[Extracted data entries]

>>>>>

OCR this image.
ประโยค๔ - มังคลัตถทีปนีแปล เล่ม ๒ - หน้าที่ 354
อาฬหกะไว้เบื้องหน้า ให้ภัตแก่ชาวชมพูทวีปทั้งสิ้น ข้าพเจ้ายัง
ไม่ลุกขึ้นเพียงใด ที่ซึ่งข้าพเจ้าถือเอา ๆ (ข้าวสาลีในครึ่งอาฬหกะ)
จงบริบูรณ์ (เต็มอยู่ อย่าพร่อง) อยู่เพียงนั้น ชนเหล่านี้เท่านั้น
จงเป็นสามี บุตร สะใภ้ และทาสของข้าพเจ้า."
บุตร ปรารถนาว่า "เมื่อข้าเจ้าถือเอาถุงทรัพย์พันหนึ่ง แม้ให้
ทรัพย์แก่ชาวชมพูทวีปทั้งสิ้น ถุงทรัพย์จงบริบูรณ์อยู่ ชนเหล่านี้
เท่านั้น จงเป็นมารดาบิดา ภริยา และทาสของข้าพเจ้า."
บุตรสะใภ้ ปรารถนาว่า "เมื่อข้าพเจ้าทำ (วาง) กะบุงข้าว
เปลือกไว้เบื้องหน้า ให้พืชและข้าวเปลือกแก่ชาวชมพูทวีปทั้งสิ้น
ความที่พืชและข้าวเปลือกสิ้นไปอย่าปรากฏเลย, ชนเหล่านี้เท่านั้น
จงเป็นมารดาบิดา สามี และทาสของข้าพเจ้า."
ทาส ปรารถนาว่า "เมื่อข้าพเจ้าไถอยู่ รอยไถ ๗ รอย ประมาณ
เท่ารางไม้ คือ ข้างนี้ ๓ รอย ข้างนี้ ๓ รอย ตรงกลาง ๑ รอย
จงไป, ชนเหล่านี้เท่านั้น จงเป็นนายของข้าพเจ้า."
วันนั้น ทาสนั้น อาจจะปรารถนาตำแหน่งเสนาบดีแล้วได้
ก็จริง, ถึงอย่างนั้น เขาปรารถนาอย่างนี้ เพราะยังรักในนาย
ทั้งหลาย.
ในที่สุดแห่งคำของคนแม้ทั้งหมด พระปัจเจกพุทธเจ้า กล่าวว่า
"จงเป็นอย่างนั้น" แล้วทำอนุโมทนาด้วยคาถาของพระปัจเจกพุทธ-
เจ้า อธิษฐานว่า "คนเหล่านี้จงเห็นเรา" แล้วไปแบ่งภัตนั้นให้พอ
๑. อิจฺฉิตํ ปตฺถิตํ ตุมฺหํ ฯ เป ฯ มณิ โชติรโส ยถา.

<<<<<

▸ **The problem**
For the listing above, identify each line bearing "าวเปล".

▸ **Right answer**
เปลือกไว้เบื้องหน้า ให้พืชและข้าวเปลือกแก่ชาวชมพูทวีปทั้งสิ้น
ความที่พืชและข้าวเปลือกสิ้นไปอย่าปรากฏเลย, ชนเหล่านี้เท่านั้น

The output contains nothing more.